• RECORDED INFORMATION:
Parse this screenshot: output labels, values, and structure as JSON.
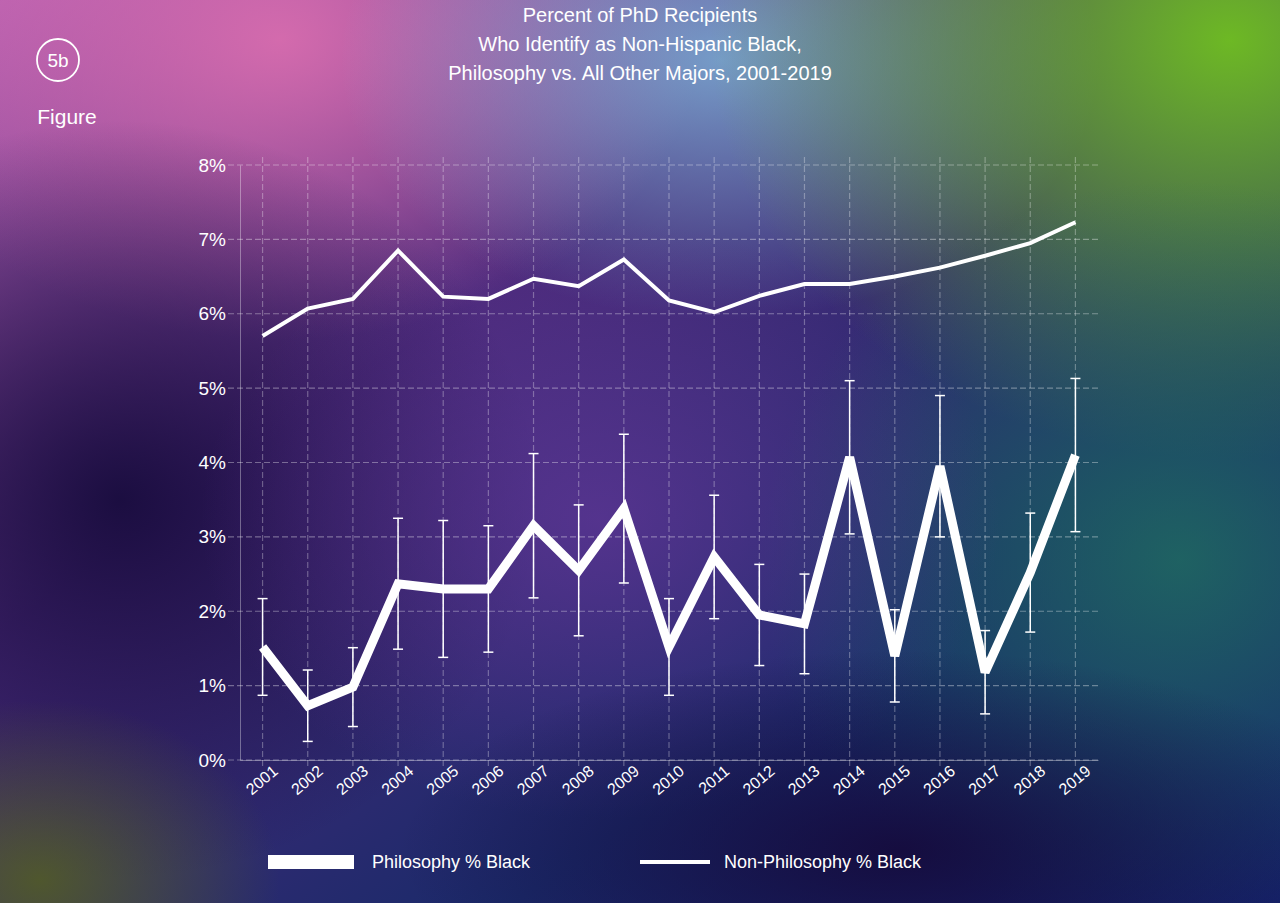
{
  "chart_data": {
    "type": "line",
    "title": "Percent of PhD Recipients\nWho Identify as Non-Hispanic Black,\nPhilosophy vs. All Other Majors, 2001-2019",
    "annotations": [
      "5b",
      "Figure"
    ],
    "categories": [
      "2001",
      "2002",
      "2003",
      "2004",
      "2005",
      "2006",
      "2007",
      "2008",
      "2009",
      "2010",
      "2011",
      "2012",
      "2013",
      "2014",
      "2015",
      "2016",
      "2017",
      "2018",
      "2019"
    ],
    "series": [
      {
        "name": "Philosophy % Black",
        "color": "#ffffff",
        "values": [
          1.52,
          0.73,
          0.98,
          2.37,
          2.3,
          2.3,
          3.15,
          2.55,
          3.38,
          1.52,
          2.73,
          1.95,
          1.83,
          4.07,
          1.4,
          3.95,
          1.18,
          2.52,
          4.1
        ],
        "error": [
          0.65,
          0.48,
          0.53,
          0.88,
          0.92,
          0.85,
          0.97,
          0.88,
          1.0,
          0.65,
          0.83,
          0.68,
          0.67,
          1.03,
          0.62,
          0.95,
          0.56,
          0.8,
          1.03
        ]
      },
      {
        "name": "Non-Philosophy % Black",
        "color": "#ffffff",
        "values": [
          5.7,
          6.07,
          6.2,
          6.85,
          6.23,
          6.2,
          6.47,
          6.37,
          6.73,
          6.18,
          6.02,
          6.24,
          6.4,
          6.4,
          6.5,
          6.62,
          6.78,
          6.95,
          7.23
        ]
      }
    ],
    "ylim": [
      0,
      8
    ],
    "yticks": [
      {
        "value": 0,
        "label": "0%"
      },
      {
        "value": 1,
        "label": "1%"
      },
      {
        "value": 2,
        "label": "2%"
      },
      {
        "value": 3,
        "label": "3%"
      },
      {
        "value": 4,
        "label": "4%"
      },
      {
        "value": 5,
        "label": "5%"
      },
      {
        "value": 6,
        "label": "6%"
      },
      {
        "value": 7,
        "label": "7%"
      },
      {
        "value": 8,
        "label": "8%"
      }
    ],
    "grid": true
  }
}
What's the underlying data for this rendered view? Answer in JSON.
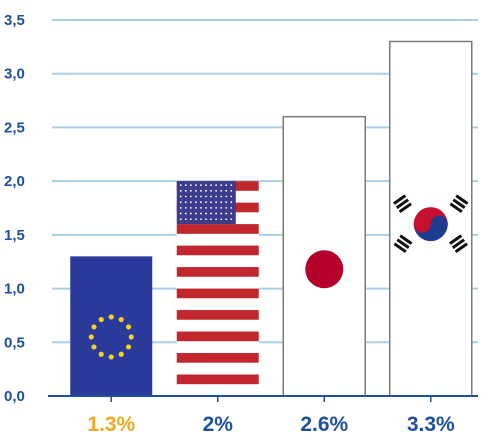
{
  "chart_data": {
    "type": "bar",
    "categories": [
      "EU",
      "USA",
      "Japan",
      "South Korea"
    ],
    "values": [
      1.3,
      2.0,
      2.6,
      3.3
    ],
    "data_labels": [
      "1.3%",
      "2%",
      "2.6%",
      "3.3%"
    ],
    "label_colors": [
      "#f5a623",
      "#1f4fa0",
      "#1f4fa0",
      "#1f4fa0"
    ],
    "bar_styles": [
      "flag-eu",
      "flag-usa",
      "flag-japan",
      "flag-korea"
    ],
    "yticks": [
      "0,0",
      "0,5",
      "1,0",
      "1,5",
      "2,0",
      "2,5",
      "3,0",
      "3,5"
    ],
    "ytick_values": [
      0,
      0.5,
      1.0,
      1.5,
      2.0,
      2.5,
      3.0,
      3.5
    ],
    "ylim": [
      0,
      3.5
    ],
    "grid": true,
    "title": "",
    "xlabel": "",
    "ylabel": "",
    "colors": {
      "grid": "#a9d0e6",
      "axis": "#1f4fa0",
      "eu_blue": "#2b3a9a",
      "eu_star": "#f2d21b",
      "us_red": "#c1272d",
      "us_blue": "#3c3b8e",
      "japan_red": "#b5002c",
      "korea_red": "#c8102e",
      "korea_blue": "#1d3c8f",
      "bar_outline": "#7a7a7a"
    }
  }
}
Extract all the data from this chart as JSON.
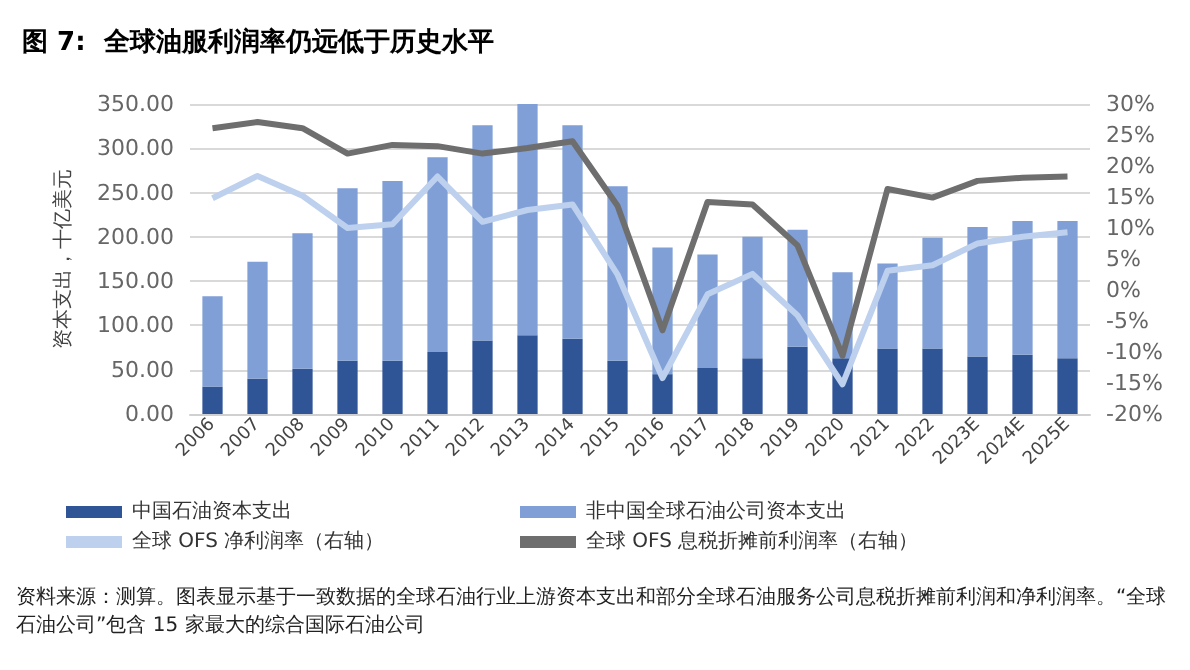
{
  "chart_data": {
    "type": "bar",
    "title": "图 7:  全球油服利润率仍远低于历史水平",
    "ylabel": "资本支出，十亿美元",
    "categories": [
      "2006",
      "2007",
      "2008",
      "2009",
      "2010",
      "2011",
      "2012",
      "2013",
      "2014",
      "2015",
      "2016",
      "2017",
      "2018",
      "2019",
      "2020",
      "2021",
      "2022",
      "2023E",
      "2024E",
      "2025E"
    ],
    "stacked": true,
    "series": [
      {
        "name": "中国石油资本支出",
        "color": "#2f5597",
        "values": [
          31,
          40,
          51,
          60,
          60,
          70,
          83,
          89,
          85,
          60,
          45,
          52,
          63,
          76,
          63,
          74,
          74,
          65,
          67,
          63
        ]
      },
      {
        "name": "非中国全球石油公司资本支出",
        "color": "#7f9fd6",
        "values": [
          102,
          132,
          153,
          195,
          203,
          220,
          243,
          261,
          241,
          197,
          143,
          128,
          137,
          132,
          97,
          96,
          125,
          146,
          151,
          155
        ]
      },
      {
        "name": "全球 OFS 净利润率（右轴）",
        "type": "line",
        "axis": "y2",
        "color": "#bdd0ee",
        "values": [
          14.8,
          18.4,
          15.2,
          10,
          10.6,
          18.3,
          11,
          12.9,
          13.8,
          2.5,
          -14.2,
          -0.7,
          2.6,
          -4.1,
          -15.2,
          3.1,
          4.0,
          7.5,
          8.6,
          9.3
        ]
      },
      {
        "name": "全球 OFS 息税折摊前利润率（右轴）",
        "type": "line",
        "axis": "y2",
        "color": "#6e6e6e",
        "values": [
          26.1,
          27.1,
          26.1,
          22,
          23.4,
          23.2,
          22,
          22.9,
          24,
          13.6,
          -6.5,
          14.2,
          13.8,
          7.2,
          -10.6,
          16.3,
          14.9,
          17.6,
          18.1,
          18.3
        ]
      }
    ],
    "ylim": [
      0,
      350
    ],
    "yticks": [
      {
        "value": 0,
        "label": "0.00"
      },
      {
        "value": 50,
        "label": "50.00"
      },
      {
        "value": 100,
        "label": "100.00"
      },
      {
        "value": 150,
        "label": "150.00"
      },
      {
        "value": 200,
        "label": "200.00"
      },
      {
        "value": 250,
        "label": "250.00"
      },
      {
        "value": 300,
        "label": "300.00"
      },
      {
        "value": 350,
        "label": "350.00"
      }
    ],
    "y2lim": [
      -20,
      30
    ],
    "y2ticks": [
      {
        "value": -20,
        "label": "-20%"
      },
      {
        "value": -15,
        "label": "-15%"
      },
      {
        "value": -10,
        "label": "-10%"
      },
      {
        "value": -5,
        "label": "-5%"
      },
      {
        "value": 0,
        "label": "0%"
      },
      {
        "value": 5,
        "label": "5%"
      },
      {
        "value": 10,
        "label": "10%"
      },
      {
        "value": 15,
        "label": "15%"
      },
      {
        "value": 20,
        "label": "20%"
      },
      {
        "value": 25,
        "label": "25%"
      },
      {
        "value": 30,
        "label": "30%"
      }
    ],
    "grid": "y",
    "legend": "bottom",
    "marker": "none",
    "annotations": [
      "资料来源：测算。图表显示基于一致数据的全球石油行业上游资本支出和部分全球石油服务公司息税折摊前利润和净利润率。“全球石油公司”包含 15 家最大的综合国际石油公司"
    ]
  }
}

• TASK TO COMPLETE: Transcribe all the records above word for word, without their images.

• ANSWER TO THE EXERCISE:
Parse this screenshot: output labels, values, and structure as JSON.
{
  "chart_data": {
    "type": "line",
    "title": "Percent of PhD Recipients\nWho Identify as Non-Hispanic Black,\nPhilosophy vs. All Other Majors, 2001-2019",
    "annotations": [
      "5b",
      "Figure"
    ],
    "categories": [
      "2001",
      "2002",
      "2003",
      "2004",
      "2005",
      "2006",
      "2007",
      "2008",
      "2009",
      "2010",
      "2011",
      "2012",
      "2013",
      "2014",
      "2015",
      "2016",
      "2017",
      "2018",
      "2019"
    ],
    "series": [
      {
        "name": "Philosophy % Black",
        "color": "#ffffff",
        "values": [
          1.52,
          0.73,
          0.98,
          2.37,
          2.3,
          2.3,
          3.15,
          2.55,
          3.38,
          1.52,
          2.73,
          1.95,
          1.83,
          4.07,
          1.4,
          3.95,
          1.18,
          2.52,
          4.1
        ],
        "error": [
          0.65,
          0.48,
          0.53,
          0.88,
          0.92,
          0.85,
          0.97,
          0.88,
          1.0,
          0.65,
          0.83,
          0.68,
          0.67,
          1.03,
          0.62,
          0.95,
          0.56,
          0.8,
          1.03
        ]
      },
      {
        "name": "Non-Philosophy % Black",
        "color": "#ffffff",
        "values": [
          5.7,
          6.07,
          6.2,
          6.85,
          6.23,
          6.2,
          6.47,
          6.37,
          6.73,
          6.18,
          6.02,
          6.24,
          6.4,
          6.4,
          6.5,
          6.62,
          6.78,
          6.95,
          7.23
        ]
      }
    ],
    "ylim": [
      0,
      8
    ],
    "yticks": [
      {
        "value": 0,
        "label": "0%"
      },
      {
        "value": 1,
        "label": "1%"
      },
      {
        "value": 2,
        "label": "2%"
      },
      {
        "value": 3,
        "label": "3%"
      },
      {
        "value": 4,
        "label": "4%"
      },
      {
        "value": 5,
        "label": "5%"
      },
      {
        "value": 6,
        "label": "6%"
      },
      {
        "value": 7,
        "label": "7%"
      },
      {
        "value": 8,
        "label": "8%"
      }
    ],
    "grid": true
  }
}
What's the underlying data for this rendered view? Answer in JSON.
{
  "chart_data": {
    "type": "bar",
    "categories": [
      "EU",
      "USA",
      "Japan",
      "South Korea"
    ],
    "values": [
      1.3,
      2.0,
      2.6,
      3.3
    ],
    "data_labels": [
      "1.3%",
      "2%",
      "2.6%",
      "3.3%"
    ],
    "label_colors": [
      "#f5a623",
      "#1f4fa0",
      "#1f4fa0",
      "#1f4fa0"
    ],
    "bar_styles": [
      "flag-eu",
      "flag-usa",
      "flag-japan",
      "flag-korea"
    ],
    "yticks": [
      "0,0",
      "0,5",
      "1,0",
      "1,5",
      "2,0",
      "2,5",
      "3,0",
      "3,5"
    ],
    "ytick_values": [
      0,
      0.5,
      1.0,
      1.5,
      2.0,
      2.5,
      3.0,
      3.5
    ],
    "ylim": [
      0,
      3.5
    ],
    "grid": true,
    "title": "",
    "xlabel": "",
    "ylabel": "",
    "colors": {
      "grid": "#a9d0e6",
      "axis": "#1f4fa0",
      "eu_blue": "#2b3a9a",
      "eu_star": "#f2d21b",
      "us_red": "#c1272d",
      "us_blue": "#3c3b8e",
      "japan_red": "#b5002c",
      "korea_red": "#c8102e",
      "korea_blue": "#1d3c8f",
      "bar_outline": "#7a7a7a"
    }
  }
}
Extract all the data from this chart as JSON.
{
  "chart_data": {
    "type": "bar",
    "title": "图 7:  全球油服利润率仍远低于历史水平",
    "ylabel": "资本支出，十亿美元",
    "categories": [
      "2006",
      "2007",
      "2008",
      "2009",
      "2010",
      "2011",
      "2012",
      "2013",
      "2014",
      "2015",
      "2016",
      "2017",
      "2018",
      "2019",
      "2020",
      "2021",
      "2022",
      "2023E",
      "2024E",
      "2025E"
    ],
    "stacked": true,
    "series": [
      {
        "name": "中国石油资本支出",
        "color": "#2f5597",
        "values": [
          31,
          40,
          51,
          60,
          60,
          70,
          83,
          89,
          85,
          60,
          45,
          52,
          63,
          76,
          63,
          74,
          74,
          65,
          67,
          63
        ]
      },
      {
        "name": "非中国全球石油公司资本支出",
        "color": "#7f9fd6",
        "values": [
          102,
          132,
          153,
          195,
          203,
          220,
          243,
          261,
          241,
          197,
          143,
          128,
          137,
          132,
          97,
          96,
          125,
          146,
          151,
          155
        ]
      },
      {
        "name": "全球 OFS 净利润率（右轴）",
        "type": "line",
        "axis": "y2",
        "color": "#bdd0ee",
        "values": [
          14.8,
          18.4,
          15.2,
          10,
          10.6,
          18.3,
          11,
          12.9,
          13.8,
          2.5,
          -14.2,
          -0.7,
          2.6,
          -4.1,
          -15.2,
          3.1,
          4.0,
          7.5,
          8.6,
          9.3
        ]
      },
      {
        "name": "全球 OFS 息税折摊前利润率（右轴）",
        "type": "line",
        "axis": "y2",
        "color": "#6e6e6e",
        "values": [
          26.1,
          27.1,
          26.1,
          22,
          23.4,
          23.2,
          22,
          22.9,
          24,
          13.6,
          -6.5,
          14.2,
          13.8,
          7.2,
          -10.6,
          16.3,
          14.9,
          17.6,
          18.1,
          18.3
        ]
      }
    ],
    "ylim": [
      0,
      350
    ],
    "yticks": [
      {
        "value": 0,
        "label": "0.00"
      },
      {
        "value": 50,
        "label": "50.00"
      },
      {
        "value": 100,
        "label": "100.00"
      },
      {
        "value": 150,
        "label": "150.00"
      },
      {
        "value": 200,
        "label": "200.00"
      },
      {
        "value": 250,
        "label": "250.00"
      },
      {
        "value": 300,
        "label": "300.00"
      },
      {
        "value": 350,
        "label": "350.00"
      }
    ],
    "y2lim": [
      -20,
      30
    ],
    "y2ticks": [
      {
        "value": -20,
        "label": "-20%"
      },
      {
        "value": -15,
        "label": "-15%"
      },
      {
        "value": -10,
        "label": "-10%"
      },
      {
        "value": -5,
        "label": "-5%"
      },
      {
        "value": 0,
        "label": "0%"
      },
      {
        "value": 5,
        "label": "5%"
      },
      {
        "value": 10,
        "label": "10%"
      },
      {
        "value": 15,
        "label": "15%"
      },
      {
        "value": 20,
        "label": "20%"
      },
      {
        "value": 25,
        "label": "25%"
      },
      {
        "value": 30,
        "label": "30%"
      }
    ],
    "grid": "y",
    "legend": "bottom",
    "marker": "none",
    "annotations": [
      "资料来源：测算。图表显示基于一致数据的全球石油行业上游资本支出和部分全球石油服务公司息税折摊前利润和净利润率。“全球石油公司”包含 15 家最大的综合国际石油公司"
    ]
  }
}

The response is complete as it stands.